• _Problem_:
Your task is to copy every line of the records below that contains "name".

[begin Stored records]

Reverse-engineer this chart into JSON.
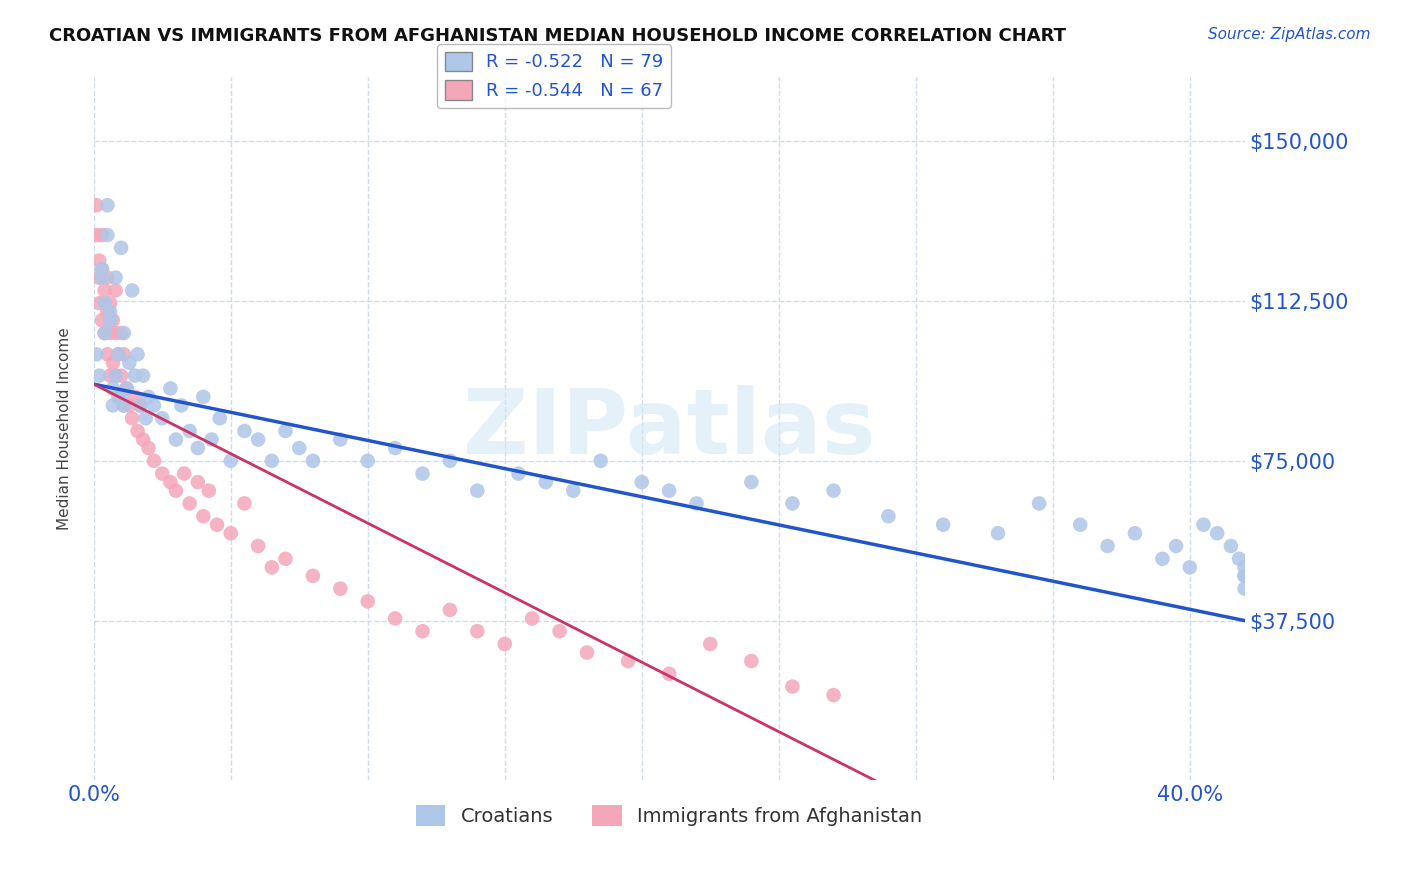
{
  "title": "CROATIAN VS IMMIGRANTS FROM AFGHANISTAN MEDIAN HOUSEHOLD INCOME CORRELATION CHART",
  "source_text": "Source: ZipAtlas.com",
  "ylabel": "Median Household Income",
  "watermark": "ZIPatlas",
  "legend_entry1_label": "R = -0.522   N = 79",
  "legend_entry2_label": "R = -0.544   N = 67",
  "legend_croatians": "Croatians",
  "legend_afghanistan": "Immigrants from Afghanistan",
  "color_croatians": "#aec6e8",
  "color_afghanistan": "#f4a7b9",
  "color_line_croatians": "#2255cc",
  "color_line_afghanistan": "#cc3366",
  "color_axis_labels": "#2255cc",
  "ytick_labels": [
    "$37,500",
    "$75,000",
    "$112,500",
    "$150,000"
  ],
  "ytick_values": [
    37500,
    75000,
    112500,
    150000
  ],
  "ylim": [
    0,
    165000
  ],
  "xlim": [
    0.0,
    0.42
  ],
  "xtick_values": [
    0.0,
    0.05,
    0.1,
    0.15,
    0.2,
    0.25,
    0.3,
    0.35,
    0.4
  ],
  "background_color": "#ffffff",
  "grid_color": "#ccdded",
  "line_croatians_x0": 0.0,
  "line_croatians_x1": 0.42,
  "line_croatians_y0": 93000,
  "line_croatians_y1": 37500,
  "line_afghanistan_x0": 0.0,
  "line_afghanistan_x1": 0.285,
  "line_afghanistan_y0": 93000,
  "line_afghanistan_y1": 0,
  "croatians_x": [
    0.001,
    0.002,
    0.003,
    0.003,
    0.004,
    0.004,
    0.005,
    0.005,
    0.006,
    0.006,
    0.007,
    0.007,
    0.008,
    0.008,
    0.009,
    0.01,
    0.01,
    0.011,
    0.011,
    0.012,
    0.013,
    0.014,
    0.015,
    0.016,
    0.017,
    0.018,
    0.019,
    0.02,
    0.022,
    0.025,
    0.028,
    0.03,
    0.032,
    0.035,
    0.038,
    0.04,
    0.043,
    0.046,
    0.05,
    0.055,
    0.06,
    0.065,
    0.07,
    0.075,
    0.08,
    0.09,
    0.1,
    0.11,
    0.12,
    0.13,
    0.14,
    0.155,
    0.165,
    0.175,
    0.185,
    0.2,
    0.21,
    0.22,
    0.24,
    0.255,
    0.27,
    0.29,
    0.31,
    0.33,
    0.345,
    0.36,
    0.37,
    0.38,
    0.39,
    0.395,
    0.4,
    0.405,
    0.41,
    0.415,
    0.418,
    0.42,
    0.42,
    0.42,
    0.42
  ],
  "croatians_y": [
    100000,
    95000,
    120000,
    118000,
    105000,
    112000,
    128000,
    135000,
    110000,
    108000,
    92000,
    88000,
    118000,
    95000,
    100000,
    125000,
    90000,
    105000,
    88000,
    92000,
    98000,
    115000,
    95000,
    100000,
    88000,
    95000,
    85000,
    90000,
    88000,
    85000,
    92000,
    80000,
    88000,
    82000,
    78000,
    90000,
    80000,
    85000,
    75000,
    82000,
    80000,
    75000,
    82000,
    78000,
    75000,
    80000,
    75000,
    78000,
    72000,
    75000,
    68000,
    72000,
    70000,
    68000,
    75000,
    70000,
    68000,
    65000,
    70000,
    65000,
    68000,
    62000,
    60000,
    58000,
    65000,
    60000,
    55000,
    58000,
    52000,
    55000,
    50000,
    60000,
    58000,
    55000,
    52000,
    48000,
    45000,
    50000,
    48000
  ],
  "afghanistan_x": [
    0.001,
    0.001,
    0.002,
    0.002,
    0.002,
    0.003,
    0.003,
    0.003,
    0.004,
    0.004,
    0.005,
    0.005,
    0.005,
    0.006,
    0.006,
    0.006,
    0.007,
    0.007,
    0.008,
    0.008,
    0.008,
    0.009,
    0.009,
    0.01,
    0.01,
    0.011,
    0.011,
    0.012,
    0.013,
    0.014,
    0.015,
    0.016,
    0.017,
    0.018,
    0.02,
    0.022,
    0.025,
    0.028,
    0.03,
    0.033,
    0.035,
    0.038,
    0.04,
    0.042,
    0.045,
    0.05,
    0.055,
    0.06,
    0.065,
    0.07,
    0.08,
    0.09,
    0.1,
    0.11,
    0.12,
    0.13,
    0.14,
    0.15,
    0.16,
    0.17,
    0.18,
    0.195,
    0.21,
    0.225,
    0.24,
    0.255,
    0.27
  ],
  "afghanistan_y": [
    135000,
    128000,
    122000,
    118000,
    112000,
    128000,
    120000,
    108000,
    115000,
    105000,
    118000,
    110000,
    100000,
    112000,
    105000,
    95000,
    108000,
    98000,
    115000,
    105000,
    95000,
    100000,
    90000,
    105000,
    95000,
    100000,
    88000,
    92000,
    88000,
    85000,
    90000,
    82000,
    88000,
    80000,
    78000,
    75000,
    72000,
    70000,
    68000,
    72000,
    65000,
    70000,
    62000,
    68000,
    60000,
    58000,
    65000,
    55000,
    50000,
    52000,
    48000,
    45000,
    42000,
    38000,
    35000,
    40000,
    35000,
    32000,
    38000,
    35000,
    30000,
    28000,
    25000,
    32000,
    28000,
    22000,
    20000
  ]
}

[end Stored records]
[begin Stored records]

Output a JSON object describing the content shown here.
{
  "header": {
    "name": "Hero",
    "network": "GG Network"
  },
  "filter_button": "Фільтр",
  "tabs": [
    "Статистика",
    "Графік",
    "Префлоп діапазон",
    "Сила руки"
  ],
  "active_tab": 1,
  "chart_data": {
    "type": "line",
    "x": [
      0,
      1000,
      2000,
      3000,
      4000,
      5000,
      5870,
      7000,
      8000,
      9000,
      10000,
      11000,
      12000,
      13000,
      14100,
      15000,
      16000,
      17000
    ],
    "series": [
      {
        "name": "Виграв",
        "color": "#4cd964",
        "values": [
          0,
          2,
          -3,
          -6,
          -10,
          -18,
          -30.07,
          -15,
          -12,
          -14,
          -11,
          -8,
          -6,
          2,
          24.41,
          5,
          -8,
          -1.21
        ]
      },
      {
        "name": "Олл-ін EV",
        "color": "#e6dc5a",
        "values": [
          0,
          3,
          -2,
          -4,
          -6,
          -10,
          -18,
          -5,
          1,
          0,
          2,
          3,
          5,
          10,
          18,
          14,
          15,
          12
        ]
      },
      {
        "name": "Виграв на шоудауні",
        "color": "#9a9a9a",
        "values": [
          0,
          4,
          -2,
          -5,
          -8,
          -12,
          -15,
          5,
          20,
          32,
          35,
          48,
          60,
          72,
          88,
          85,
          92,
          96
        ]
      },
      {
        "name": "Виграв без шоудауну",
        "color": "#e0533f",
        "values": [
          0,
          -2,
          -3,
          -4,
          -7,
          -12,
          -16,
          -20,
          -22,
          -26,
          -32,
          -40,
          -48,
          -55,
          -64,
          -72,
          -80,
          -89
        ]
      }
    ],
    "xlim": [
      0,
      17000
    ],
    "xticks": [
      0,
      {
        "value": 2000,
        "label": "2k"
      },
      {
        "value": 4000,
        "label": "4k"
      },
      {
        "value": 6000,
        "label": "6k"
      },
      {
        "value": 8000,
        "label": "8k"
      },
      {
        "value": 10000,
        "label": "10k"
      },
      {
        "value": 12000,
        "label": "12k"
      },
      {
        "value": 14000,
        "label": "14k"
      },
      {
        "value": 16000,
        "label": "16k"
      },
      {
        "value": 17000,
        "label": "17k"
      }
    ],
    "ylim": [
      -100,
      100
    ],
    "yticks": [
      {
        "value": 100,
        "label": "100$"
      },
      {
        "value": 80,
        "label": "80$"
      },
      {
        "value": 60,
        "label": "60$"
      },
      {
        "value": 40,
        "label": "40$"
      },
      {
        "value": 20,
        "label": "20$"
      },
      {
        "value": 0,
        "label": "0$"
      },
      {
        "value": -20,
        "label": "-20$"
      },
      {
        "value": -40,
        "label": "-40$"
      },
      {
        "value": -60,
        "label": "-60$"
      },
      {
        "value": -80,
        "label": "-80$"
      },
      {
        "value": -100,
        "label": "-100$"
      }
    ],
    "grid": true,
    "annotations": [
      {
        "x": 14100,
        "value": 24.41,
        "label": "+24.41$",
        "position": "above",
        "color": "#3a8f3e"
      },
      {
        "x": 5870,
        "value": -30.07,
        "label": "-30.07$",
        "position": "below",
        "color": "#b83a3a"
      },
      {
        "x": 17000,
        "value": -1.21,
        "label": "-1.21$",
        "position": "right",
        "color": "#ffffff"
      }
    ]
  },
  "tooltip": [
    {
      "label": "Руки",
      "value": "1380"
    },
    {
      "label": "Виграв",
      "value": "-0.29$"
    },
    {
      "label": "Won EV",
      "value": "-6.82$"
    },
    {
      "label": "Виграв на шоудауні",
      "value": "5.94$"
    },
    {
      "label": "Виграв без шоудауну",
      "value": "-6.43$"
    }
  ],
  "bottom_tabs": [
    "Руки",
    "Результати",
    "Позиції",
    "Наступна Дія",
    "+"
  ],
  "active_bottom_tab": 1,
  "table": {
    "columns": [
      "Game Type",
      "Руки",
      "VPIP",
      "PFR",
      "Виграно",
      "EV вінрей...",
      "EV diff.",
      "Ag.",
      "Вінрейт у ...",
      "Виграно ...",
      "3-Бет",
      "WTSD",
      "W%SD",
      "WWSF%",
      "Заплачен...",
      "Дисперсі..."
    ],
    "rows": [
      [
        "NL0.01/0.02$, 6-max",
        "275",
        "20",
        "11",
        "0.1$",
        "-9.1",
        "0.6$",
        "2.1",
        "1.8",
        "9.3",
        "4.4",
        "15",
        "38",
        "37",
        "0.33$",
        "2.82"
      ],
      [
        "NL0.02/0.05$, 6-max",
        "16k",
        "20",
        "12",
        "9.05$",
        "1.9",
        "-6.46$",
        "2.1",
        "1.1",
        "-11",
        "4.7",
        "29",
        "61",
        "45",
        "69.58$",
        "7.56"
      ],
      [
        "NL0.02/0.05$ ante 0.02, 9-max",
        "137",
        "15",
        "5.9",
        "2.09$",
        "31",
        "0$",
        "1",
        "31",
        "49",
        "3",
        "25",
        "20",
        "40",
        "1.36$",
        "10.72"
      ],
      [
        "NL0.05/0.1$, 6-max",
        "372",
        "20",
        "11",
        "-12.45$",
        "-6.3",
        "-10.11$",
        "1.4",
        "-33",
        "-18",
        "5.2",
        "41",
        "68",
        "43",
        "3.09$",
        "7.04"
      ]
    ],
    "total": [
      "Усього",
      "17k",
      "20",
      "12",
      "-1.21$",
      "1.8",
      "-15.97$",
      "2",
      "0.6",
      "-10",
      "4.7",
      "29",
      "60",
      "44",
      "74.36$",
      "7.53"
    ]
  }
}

[end Stored records]

• _Exercise solution_:
    "name": "Hero",
        "name": "Виграв",
        "name": "Олл-ін EV",
        "name": "Виграв на шоудауні",
        "name": "Виграв без шоудауну",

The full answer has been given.